[Dataset excerpt]
────────────────

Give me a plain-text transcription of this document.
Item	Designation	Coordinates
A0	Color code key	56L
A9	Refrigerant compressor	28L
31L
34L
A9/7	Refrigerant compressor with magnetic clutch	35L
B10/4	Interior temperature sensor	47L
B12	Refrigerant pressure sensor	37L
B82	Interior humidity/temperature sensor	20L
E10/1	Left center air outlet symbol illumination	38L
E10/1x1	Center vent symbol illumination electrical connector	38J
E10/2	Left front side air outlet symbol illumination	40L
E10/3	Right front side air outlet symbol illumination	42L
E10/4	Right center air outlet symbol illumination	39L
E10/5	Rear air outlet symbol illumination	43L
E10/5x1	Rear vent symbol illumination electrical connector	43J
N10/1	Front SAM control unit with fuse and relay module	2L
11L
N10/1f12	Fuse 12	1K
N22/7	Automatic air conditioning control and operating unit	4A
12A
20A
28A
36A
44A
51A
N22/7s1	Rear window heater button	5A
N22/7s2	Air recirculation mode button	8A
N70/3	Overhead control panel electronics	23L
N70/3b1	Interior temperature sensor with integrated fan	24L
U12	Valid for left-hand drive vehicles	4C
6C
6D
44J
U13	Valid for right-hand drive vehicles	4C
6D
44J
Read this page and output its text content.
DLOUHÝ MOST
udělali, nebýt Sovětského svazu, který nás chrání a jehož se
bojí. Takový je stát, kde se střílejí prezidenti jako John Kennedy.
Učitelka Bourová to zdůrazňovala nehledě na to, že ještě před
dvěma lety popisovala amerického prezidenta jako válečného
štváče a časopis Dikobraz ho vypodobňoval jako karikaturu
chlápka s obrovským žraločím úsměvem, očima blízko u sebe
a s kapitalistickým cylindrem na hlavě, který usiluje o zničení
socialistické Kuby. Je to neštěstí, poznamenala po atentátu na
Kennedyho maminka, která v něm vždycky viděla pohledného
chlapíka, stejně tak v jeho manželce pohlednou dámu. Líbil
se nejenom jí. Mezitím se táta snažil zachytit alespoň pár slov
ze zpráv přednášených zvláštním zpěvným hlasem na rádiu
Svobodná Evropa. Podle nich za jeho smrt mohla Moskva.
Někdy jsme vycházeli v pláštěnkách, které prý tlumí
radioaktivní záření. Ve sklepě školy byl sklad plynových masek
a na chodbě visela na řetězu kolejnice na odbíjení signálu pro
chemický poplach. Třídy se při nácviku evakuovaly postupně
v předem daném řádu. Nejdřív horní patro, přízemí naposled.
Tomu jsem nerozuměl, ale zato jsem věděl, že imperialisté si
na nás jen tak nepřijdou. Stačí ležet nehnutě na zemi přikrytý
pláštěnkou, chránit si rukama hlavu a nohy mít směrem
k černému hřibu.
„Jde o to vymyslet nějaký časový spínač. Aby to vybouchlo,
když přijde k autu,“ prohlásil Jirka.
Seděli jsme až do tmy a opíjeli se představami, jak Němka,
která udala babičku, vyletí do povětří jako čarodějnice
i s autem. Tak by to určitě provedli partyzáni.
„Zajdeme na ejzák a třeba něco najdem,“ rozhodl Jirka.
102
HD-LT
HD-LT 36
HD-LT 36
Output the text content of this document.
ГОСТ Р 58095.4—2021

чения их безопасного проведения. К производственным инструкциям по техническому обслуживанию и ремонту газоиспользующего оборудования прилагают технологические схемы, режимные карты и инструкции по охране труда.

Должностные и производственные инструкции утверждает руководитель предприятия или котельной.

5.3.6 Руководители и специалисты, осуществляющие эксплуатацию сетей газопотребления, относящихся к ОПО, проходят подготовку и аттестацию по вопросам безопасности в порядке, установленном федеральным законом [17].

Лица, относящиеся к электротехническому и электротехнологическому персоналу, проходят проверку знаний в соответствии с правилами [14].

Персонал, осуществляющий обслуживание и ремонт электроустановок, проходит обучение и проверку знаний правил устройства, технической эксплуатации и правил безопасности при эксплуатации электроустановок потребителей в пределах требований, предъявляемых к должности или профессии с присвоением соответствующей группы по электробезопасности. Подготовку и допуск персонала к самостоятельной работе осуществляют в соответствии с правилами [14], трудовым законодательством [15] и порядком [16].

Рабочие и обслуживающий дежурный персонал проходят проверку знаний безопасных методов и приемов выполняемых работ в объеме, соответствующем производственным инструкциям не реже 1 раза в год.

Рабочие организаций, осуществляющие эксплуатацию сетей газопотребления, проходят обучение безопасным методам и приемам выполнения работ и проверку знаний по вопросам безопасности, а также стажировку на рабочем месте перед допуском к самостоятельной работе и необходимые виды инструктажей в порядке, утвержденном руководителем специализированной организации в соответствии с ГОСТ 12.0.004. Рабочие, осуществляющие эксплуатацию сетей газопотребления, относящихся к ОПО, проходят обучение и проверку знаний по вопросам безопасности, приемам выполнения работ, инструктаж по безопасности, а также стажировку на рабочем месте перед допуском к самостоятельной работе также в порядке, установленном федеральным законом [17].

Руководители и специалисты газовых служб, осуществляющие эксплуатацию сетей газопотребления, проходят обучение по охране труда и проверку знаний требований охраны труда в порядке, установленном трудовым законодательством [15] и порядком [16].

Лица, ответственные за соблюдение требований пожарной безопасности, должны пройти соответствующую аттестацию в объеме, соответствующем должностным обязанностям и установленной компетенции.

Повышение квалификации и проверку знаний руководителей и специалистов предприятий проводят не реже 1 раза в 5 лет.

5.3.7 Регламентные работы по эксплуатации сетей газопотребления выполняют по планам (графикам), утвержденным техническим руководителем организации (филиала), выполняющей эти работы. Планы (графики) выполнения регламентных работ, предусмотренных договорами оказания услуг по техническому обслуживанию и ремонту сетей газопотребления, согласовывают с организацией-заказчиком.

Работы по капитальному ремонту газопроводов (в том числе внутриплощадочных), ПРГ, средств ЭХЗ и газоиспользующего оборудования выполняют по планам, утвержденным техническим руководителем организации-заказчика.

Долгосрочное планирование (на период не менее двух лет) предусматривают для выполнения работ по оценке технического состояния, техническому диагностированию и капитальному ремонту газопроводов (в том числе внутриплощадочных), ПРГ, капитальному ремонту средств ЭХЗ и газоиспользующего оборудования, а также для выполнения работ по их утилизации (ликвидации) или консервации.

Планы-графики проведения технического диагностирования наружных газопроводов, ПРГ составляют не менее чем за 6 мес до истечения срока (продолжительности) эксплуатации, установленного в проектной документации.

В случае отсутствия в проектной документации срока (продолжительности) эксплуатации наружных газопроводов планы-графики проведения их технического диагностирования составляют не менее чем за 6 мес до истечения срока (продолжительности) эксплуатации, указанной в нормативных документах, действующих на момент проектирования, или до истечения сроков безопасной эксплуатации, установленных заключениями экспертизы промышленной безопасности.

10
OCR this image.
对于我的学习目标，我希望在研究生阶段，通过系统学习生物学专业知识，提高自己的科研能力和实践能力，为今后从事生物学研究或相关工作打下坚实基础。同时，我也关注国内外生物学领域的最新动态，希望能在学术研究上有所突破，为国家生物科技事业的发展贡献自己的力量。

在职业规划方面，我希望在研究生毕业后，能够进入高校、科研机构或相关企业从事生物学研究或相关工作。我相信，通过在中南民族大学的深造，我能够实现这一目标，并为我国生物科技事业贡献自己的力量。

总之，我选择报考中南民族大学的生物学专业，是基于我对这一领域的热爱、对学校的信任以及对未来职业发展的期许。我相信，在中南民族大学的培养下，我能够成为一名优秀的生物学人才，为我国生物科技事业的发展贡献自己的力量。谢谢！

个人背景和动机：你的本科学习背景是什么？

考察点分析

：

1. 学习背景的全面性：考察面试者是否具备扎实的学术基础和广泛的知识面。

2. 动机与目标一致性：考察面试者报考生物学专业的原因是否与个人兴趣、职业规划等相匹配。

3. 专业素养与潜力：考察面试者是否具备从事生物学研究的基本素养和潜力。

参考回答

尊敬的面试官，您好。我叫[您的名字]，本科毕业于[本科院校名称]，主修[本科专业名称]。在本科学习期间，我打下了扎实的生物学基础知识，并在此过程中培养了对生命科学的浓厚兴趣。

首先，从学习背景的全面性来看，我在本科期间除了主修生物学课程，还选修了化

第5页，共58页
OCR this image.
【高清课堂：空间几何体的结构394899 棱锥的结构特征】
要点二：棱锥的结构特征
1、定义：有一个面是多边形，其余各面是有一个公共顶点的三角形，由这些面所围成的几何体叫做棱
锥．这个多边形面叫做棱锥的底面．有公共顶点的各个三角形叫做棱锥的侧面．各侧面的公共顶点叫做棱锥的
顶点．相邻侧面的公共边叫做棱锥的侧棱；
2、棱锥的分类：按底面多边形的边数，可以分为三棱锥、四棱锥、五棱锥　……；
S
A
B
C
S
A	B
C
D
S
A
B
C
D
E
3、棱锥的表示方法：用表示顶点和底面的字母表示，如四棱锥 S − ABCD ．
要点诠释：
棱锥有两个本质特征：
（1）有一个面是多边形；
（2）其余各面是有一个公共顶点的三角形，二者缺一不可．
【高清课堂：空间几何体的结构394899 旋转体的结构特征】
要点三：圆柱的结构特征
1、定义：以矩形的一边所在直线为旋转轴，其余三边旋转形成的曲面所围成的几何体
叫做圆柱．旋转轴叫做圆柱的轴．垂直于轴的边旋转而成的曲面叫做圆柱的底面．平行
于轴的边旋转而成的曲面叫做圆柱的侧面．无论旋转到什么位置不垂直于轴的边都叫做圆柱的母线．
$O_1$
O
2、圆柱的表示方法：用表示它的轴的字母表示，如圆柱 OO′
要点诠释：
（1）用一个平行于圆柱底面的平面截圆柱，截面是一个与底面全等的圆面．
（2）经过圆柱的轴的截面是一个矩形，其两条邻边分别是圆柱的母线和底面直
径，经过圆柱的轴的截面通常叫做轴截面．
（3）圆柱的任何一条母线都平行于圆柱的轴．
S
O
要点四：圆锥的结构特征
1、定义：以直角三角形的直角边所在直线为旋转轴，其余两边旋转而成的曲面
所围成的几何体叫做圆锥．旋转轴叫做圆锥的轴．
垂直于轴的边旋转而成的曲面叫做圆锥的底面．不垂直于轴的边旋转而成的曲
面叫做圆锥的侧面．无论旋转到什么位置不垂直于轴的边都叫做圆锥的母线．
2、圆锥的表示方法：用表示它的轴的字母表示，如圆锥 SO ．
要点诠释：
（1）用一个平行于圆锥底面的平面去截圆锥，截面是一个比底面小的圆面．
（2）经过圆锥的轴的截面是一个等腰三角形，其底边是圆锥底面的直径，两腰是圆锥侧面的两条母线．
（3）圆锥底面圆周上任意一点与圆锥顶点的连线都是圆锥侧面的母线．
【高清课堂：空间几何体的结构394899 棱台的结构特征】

────────────────

= CHALLENGE =
Which lines hold the word "Руководители"? Copy each of them from the records.

= REPLY =
5.3.6 Руководители и специалисты, осуществляющие эксплуатацию сетей газопотребления, относящихся к ОПО, проходят подготовку и аттестацию по вопросам безопасности в порядке, установленном федеральным законом [17].
Руководители и специалисты газовых служб, осуществляющие эксплуатацию сетей газопотребления, проходят обучение по охране труда и проверку знаний требований охраны труда в порядке, установленном трудовым законодательством [15] и порядком [16].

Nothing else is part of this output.